**What is asked:** Check every line in the records below for the word "climatology" and report how many have it, nothing more.

**Entries provided:**
— Begin —
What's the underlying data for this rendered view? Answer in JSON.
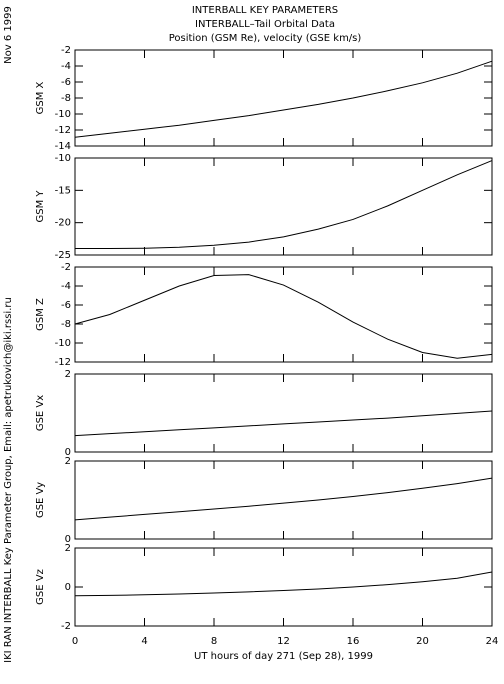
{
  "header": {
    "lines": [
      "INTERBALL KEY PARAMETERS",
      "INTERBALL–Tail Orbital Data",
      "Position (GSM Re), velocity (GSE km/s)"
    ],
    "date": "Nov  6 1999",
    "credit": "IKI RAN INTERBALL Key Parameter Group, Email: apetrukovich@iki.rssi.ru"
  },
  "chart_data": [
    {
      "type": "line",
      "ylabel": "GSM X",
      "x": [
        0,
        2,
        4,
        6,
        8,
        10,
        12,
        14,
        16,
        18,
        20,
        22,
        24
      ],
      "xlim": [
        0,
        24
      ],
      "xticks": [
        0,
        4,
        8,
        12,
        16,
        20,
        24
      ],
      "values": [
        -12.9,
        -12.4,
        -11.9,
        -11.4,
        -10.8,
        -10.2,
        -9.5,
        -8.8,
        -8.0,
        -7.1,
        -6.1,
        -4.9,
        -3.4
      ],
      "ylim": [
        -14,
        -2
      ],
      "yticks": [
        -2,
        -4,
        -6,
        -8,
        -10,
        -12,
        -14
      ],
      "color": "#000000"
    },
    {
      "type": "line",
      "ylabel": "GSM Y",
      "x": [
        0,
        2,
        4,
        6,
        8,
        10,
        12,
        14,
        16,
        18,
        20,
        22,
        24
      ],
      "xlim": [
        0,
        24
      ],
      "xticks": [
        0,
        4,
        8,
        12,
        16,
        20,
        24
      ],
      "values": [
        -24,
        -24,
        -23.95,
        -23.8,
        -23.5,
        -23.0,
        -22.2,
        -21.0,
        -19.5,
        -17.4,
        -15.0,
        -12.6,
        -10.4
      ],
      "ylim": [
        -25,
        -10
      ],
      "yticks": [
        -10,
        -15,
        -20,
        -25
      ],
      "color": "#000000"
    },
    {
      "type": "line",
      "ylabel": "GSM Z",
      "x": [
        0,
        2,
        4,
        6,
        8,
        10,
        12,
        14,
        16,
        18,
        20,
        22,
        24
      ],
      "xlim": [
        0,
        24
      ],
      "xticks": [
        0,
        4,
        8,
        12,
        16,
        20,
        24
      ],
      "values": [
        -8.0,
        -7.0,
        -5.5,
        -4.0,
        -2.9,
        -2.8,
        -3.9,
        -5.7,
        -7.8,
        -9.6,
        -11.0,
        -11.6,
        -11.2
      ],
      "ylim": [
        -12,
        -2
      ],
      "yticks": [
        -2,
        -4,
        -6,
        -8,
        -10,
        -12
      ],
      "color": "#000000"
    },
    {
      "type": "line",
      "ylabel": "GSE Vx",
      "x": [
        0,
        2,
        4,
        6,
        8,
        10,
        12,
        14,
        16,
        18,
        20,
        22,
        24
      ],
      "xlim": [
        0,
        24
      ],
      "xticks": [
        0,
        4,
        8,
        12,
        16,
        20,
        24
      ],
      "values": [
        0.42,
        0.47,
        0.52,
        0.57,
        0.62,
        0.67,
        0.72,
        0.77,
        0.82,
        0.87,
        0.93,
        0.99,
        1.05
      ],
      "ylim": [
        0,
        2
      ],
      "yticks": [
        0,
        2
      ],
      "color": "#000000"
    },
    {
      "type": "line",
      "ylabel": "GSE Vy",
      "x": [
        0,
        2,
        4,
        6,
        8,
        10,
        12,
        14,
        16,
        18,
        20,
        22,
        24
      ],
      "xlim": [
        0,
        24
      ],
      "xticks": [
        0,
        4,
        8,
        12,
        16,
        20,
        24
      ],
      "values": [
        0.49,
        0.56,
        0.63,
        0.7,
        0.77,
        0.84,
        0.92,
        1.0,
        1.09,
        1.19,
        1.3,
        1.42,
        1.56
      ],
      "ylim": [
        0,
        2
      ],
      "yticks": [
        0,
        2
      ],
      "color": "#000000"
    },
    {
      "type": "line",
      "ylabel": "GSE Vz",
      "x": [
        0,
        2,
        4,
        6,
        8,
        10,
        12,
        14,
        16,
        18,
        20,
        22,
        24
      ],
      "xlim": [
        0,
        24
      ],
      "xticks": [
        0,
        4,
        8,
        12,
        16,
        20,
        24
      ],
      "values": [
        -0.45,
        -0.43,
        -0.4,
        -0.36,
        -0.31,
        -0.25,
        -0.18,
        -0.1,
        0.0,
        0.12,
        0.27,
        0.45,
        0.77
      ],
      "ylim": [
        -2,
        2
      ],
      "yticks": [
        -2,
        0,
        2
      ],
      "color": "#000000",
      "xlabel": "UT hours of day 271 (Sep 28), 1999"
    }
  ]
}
— End —
— Begin —
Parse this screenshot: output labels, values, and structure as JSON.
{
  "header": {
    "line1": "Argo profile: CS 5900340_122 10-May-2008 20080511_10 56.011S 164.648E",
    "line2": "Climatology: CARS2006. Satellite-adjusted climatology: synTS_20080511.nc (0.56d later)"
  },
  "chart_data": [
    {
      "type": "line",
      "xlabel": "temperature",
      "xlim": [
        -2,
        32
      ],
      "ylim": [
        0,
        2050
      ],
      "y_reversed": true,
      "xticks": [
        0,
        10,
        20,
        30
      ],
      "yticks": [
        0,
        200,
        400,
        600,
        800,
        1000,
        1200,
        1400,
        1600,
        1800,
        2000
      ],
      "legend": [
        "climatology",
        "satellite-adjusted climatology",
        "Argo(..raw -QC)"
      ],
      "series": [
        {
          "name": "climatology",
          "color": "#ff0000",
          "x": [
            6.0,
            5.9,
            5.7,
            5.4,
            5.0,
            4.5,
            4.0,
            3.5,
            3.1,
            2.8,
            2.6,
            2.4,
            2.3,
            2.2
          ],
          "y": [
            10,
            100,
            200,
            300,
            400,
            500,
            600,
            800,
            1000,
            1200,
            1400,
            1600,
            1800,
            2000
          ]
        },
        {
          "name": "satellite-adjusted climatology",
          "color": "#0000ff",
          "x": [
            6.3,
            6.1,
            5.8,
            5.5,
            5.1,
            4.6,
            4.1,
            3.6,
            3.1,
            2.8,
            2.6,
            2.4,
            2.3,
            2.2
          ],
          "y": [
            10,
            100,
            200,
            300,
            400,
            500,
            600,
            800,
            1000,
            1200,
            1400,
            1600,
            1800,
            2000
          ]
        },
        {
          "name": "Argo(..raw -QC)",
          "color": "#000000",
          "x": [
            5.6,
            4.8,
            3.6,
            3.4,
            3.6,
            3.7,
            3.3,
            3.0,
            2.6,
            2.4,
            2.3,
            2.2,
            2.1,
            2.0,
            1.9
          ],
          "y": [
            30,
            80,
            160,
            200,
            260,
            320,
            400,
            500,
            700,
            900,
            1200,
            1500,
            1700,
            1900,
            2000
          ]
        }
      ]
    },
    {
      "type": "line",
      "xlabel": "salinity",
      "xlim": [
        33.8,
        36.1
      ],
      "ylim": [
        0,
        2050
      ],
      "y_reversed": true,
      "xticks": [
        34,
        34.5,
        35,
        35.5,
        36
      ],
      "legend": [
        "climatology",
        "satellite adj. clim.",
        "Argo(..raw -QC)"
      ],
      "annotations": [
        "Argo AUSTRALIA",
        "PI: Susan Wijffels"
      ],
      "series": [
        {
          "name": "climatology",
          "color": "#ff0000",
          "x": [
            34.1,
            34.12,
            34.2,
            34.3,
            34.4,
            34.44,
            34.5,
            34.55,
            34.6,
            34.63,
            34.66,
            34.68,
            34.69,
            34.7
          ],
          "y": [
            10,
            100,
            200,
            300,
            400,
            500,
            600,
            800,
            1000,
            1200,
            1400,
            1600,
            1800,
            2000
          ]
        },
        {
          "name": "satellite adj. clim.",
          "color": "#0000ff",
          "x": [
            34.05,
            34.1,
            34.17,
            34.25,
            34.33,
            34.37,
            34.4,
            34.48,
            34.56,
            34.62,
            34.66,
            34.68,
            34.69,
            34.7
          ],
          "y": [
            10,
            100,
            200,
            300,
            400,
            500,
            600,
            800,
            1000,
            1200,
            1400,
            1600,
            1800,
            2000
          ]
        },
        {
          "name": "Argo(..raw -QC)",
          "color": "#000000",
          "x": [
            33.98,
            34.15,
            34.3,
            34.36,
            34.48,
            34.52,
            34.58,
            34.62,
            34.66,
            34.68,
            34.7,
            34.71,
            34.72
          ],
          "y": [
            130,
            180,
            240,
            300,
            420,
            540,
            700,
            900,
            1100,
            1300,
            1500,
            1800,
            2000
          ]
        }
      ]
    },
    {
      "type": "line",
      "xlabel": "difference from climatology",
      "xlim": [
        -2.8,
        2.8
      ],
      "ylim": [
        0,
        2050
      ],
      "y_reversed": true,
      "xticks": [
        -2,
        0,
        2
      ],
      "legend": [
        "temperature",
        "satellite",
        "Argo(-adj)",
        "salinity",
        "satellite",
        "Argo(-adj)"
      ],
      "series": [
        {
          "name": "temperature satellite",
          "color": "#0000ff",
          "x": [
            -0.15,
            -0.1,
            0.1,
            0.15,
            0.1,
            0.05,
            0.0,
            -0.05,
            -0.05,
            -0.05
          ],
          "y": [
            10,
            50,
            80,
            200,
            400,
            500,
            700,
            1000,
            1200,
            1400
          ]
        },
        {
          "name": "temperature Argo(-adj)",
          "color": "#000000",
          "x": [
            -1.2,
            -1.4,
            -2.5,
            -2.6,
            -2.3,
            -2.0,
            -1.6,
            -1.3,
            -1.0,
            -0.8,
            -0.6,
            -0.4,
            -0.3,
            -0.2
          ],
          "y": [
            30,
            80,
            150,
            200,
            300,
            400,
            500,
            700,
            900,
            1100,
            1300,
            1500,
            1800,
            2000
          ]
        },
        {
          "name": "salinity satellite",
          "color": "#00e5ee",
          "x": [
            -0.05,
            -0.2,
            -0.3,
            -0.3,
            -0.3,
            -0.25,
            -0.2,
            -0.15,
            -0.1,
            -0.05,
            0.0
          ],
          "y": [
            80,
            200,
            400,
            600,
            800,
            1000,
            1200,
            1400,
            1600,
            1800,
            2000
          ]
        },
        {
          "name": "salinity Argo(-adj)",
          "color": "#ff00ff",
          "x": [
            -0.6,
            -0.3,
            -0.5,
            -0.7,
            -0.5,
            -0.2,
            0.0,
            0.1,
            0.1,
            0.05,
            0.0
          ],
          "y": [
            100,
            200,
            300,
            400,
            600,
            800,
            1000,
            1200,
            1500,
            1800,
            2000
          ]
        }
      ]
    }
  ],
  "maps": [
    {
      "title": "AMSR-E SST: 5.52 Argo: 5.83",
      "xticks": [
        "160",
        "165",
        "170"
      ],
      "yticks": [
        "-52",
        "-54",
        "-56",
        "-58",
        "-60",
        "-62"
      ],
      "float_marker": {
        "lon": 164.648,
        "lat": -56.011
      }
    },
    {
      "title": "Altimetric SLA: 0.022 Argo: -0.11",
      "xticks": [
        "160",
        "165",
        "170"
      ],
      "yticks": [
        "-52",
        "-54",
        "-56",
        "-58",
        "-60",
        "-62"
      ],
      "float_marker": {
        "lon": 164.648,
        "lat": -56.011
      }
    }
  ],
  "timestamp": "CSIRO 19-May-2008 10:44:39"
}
— End —
**Final result:** 8